*Task objective:* In the listing below, find every line containing "document" and copy it out.

━━━ Data excerpts

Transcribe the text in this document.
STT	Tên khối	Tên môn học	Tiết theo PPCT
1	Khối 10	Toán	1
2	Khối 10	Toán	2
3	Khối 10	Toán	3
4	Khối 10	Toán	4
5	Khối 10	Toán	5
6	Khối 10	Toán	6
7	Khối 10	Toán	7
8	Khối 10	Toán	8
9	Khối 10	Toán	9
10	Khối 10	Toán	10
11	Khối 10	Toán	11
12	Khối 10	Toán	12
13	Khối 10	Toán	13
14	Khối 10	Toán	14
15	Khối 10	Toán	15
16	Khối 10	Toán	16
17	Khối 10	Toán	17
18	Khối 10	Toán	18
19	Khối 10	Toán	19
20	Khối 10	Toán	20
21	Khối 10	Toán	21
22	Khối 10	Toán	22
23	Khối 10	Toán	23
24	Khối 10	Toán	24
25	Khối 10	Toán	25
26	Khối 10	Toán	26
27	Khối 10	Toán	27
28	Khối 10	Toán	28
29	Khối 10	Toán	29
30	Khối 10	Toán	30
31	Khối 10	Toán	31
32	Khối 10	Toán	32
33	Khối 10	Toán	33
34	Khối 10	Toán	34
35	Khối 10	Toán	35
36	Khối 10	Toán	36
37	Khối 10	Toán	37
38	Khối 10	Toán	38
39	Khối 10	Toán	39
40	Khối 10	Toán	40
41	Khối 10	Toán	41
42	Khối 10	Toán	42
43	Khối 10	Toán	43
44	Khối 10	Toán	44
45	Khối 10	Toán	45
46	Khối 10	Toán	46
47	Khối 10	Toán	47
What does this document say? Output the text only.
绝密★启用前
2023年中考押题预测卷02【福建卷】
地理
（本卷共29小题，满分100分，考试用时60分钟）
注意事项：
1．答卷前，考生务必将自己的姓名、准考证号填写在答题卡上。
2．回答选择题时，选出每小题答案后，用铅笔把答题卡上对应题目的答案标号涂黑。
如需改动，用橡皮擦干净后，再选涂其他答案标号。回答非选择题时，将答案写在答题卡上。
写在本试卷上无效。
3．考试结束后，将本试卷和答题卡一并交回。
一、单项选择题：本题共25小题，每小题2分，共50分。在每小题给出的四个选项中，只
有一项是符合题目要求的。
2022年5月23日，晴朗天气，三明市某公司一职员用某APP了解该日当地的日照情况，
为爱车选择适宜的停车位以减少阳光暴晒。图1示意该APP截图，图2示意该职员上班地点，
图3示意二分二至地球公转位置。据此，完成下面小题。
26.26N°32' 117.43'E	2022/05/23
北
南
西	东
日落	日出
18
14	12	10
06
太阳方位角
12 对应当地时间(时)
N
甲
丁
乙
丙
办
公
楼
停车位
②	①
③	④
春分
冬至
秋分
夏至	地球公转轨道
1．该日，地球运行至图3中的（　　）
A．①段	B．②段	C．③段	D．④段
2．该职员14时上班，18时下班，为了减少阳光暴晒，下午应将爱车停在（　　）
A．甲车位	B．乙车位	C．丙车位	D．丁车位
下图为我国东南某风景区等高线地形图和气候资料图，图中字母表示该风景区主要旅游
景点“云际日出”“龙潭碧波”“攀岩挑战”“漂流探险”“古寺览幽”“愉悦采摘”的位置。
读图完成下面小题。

━━━━━━

*Written response:*
Transcribe the text in this document.
What does this document say? Output the text only.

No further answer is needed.